__Problem description__
Find the lines with "pubblico" in them and copy them out.

[Recorded data]
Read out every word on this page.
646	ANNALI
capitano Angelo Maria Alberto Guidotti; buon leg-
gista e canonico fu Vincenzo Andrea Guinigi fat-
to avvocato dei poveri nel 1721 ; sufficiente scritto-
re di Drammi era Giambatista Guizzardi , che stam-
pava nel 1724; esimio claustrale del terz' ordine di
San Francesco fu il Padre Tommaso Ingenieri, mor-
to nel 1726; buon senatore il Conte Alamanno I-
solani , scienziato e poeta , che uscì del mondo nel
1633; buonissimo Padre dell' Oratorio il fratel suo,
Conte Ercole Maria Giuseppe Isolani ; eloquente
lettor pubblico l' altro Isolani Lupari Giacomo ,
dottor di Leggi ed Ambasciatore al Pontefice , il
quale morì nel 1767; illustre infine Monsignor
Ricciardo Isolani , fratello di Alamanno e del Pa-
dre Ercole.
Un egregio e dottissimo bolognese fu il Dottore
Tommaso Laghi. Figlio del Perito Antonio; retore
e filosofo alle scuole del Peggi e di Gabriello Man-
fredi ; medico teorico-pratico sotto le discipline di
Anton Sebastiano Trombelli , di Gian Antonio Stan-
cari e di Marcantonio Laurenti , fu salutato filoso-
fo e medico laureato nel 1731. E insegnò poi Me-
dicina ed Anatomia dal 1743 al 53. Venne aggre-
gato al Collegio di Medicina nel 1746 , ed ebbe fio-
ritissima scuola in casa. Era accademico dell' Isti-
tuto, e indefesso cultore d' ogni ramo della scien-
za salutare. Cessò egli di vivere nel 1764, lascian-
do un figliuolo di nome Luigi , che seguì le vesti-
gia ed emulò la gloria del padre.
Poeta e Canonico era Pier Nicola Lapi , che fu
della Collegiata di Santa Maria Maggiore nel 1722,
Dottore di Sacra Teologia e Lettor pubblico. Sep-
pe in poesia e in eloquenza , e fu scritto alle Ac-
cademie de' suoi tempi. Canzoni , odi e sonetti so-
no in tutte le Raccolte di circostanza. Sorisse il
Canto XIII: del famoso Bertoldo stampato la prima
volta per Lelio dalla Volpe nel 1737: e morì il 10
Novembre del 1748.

---

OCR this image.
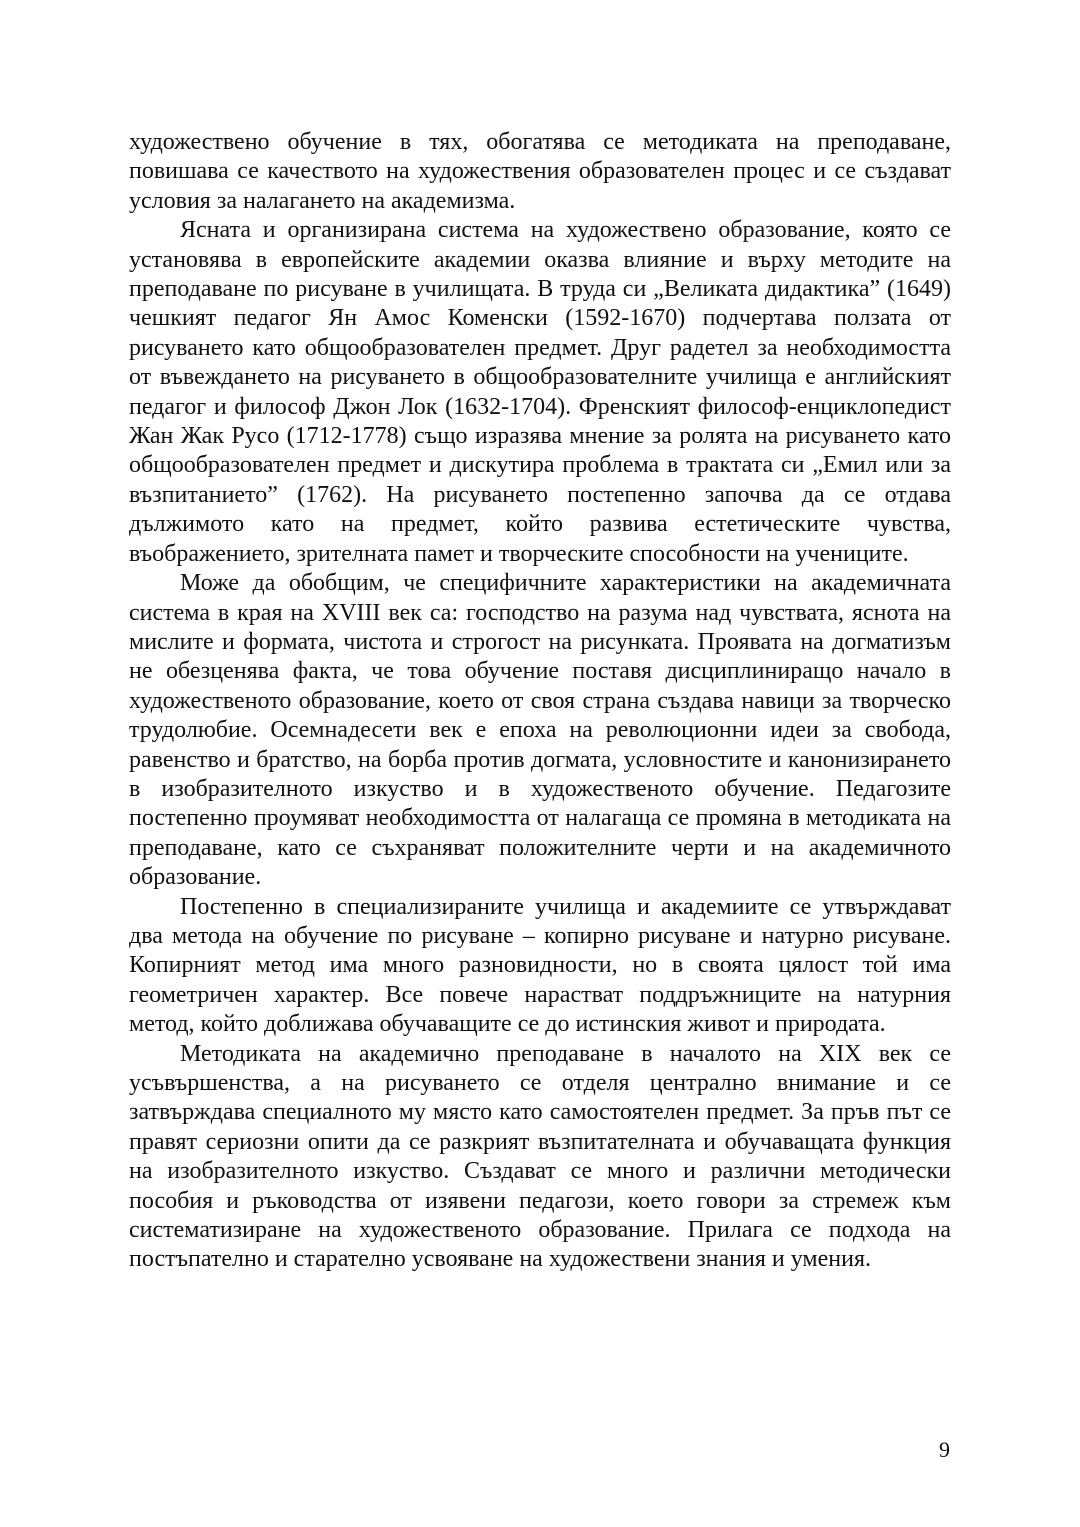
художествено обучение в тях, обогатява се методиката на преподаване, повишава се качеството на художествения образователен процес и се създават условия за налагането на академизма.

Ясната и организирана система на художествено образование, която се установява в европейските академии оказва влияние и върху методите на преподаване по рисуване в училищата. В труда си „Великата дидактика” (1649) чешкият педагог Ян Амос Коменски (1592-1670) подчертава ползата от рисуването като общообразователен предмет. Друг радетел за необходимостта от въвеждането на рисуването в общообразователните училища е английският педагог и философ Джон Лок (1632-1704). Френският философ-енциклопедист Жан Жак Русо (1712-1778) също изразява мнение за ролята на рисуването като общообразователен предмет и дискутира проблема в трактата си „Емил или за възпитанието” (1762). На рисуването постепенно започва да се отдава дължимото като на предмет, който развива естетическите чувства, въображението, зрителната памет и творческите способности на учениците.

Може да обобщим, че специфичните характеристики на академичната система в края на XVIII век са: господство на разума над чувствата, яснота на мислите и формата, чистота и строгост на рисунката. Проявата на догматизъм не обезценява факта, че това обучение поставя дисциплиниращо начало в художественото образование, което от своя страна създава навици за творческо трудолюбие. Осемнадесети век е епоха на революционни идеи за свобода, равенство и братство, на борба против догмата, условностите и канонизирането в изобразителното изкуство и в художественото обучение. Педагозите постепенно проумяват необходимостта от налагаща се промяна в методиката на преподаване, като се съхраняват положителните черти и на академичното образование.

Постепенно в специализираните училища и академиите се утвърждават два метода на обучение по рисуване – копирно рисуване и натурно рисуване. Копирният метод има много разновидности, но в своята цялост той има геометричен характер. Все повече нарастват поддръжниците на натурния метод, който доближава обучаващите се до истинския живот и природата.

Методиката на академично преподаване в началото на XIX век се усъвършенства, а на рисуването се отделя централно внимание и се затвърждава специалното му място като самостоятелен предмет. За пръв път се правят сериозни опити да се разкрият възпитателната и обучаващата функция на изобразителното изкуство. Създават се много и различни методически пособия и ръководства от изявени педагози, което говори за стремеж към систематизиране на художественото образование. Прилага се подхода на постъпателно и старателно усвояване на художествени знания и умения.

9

---

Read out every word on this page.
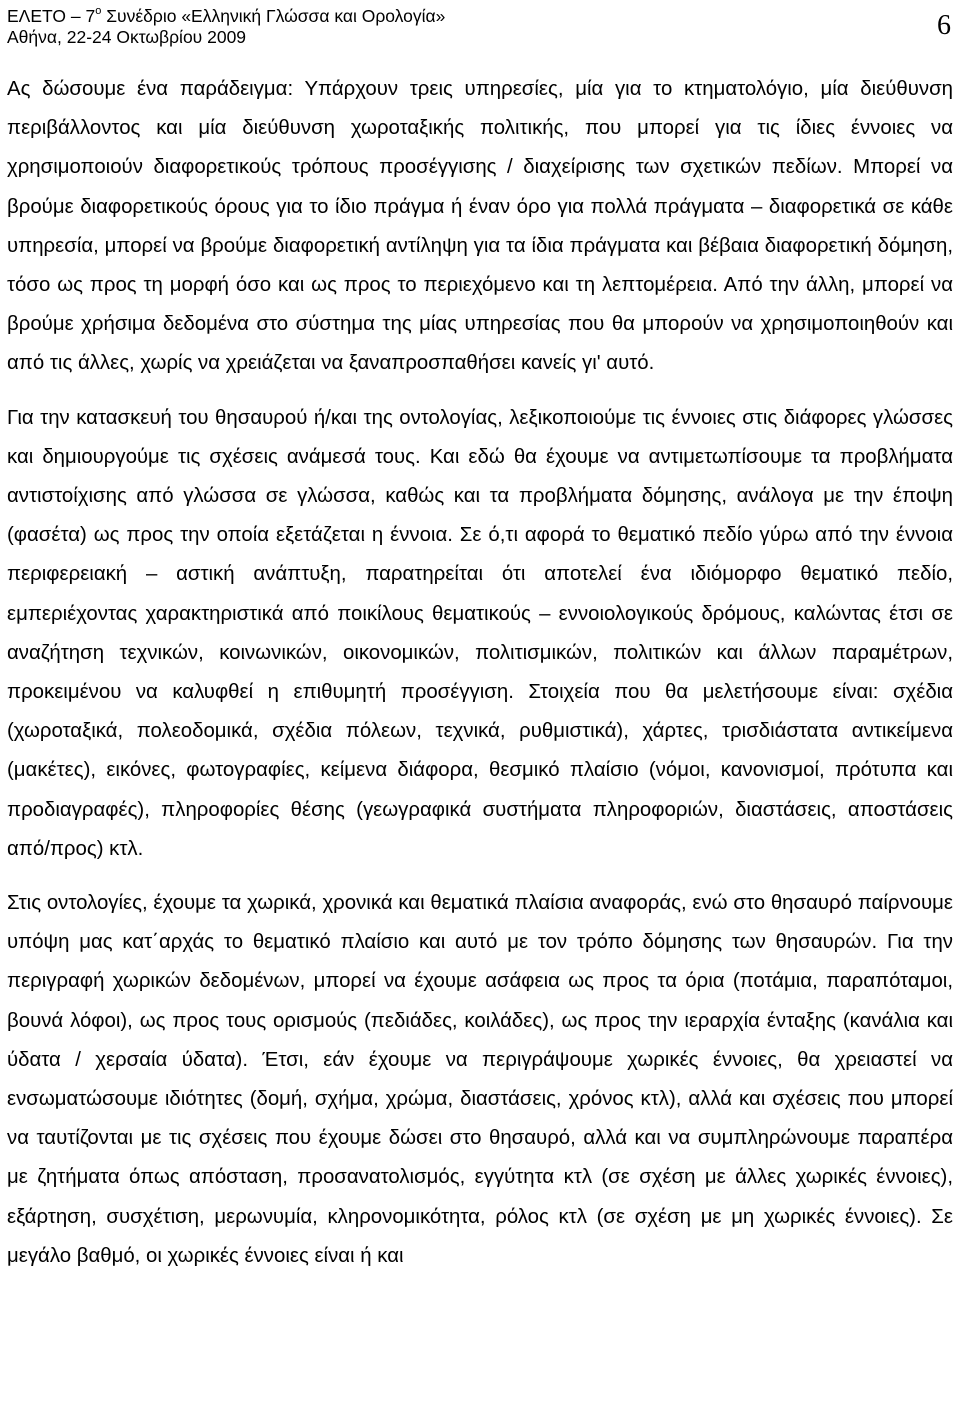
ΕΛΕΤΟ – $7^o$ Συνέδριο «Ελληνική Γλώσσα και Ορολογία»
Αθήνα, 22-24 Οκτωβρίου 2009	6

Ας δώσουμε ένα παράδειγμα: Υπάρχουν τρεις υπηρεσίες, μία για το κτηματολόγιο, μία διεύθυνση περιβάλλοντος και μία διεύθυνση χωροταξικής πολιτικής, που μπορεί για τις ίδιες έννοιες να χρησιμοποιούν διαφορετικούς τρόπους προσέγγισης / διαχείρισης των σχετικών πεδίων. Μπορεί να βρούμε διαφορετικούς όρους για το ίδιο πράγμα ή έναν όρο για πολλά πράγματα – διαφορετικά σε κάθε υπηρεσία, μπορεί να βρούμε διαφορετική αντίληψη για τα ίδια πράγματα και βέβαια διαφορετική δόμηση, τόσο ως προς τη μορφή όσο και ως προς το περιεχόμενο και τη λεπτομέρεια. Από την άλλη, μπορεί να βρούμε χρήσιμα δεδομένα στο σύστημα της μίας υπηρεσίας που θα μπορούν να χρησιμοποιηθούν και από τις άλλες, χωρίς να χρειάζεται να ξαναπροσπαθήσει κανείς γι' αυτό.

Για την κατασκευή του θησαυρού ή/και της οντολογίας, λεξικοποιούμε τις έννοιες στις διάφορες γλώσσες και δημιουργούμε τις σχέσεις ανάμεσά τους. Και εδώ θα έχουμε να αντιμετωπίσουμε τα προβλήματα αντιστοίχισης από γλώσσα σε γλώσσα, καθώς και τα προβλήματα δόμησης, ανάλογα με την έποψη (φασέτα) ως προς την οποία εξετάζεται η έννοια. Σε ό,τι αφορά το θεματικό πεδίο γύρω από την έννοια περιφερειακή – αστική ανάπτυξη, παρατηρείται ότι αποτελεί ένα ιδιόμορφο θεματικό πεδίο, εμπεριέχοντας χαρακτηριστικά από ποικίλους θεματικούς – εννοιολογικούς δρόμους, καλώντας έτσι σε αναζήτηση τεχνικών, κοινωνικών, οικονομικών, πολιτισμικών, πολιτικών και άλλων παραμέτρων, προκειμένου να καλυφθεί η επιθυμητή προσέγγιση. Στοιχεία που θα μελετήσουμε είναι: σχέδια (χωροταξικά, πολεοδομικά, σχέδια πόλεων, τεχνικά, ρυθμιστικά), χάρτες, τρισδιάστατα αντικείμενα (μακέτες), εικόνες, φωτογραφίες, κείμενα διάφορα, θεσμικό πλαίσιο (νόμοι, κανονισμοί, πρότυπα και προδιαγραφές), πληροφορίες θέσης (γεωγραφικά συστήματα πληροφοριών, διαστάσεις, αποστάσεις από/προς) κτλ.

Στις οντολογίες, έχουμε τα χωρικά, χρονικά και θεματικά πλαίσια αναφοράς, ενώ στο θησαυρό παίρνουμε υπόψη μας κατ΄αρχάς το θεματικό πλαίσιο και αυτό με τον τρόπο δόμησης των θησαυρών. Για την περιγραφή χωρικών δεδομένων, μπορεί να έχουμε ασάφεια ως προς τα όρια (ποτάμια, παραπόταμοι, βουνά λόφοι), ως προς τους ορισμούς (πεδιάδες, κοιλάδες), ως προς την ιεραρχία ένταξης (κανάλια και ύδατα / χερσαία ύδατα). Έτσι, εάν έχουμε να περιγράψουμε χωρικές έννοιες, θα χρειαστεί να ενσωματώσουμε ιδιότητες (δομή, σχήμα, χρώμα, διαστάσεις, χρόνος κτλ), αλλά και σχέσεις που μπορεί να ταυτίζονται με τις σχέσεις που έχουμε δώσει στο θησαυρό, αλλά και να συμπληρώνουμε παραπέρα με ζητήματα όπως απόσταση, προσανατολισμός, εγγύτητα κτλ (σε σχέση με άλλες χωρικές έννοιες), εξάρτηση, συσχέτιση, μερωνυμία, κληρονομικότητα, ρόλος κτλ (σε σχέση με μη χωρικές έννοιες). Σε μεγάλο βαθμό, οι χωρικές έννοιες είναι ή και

__Exercise response__
lettor pubblico l' altro Isolani Lupari Giacomo ,
Dottore di Sacra Teologia e Lettor pubblico. Sep-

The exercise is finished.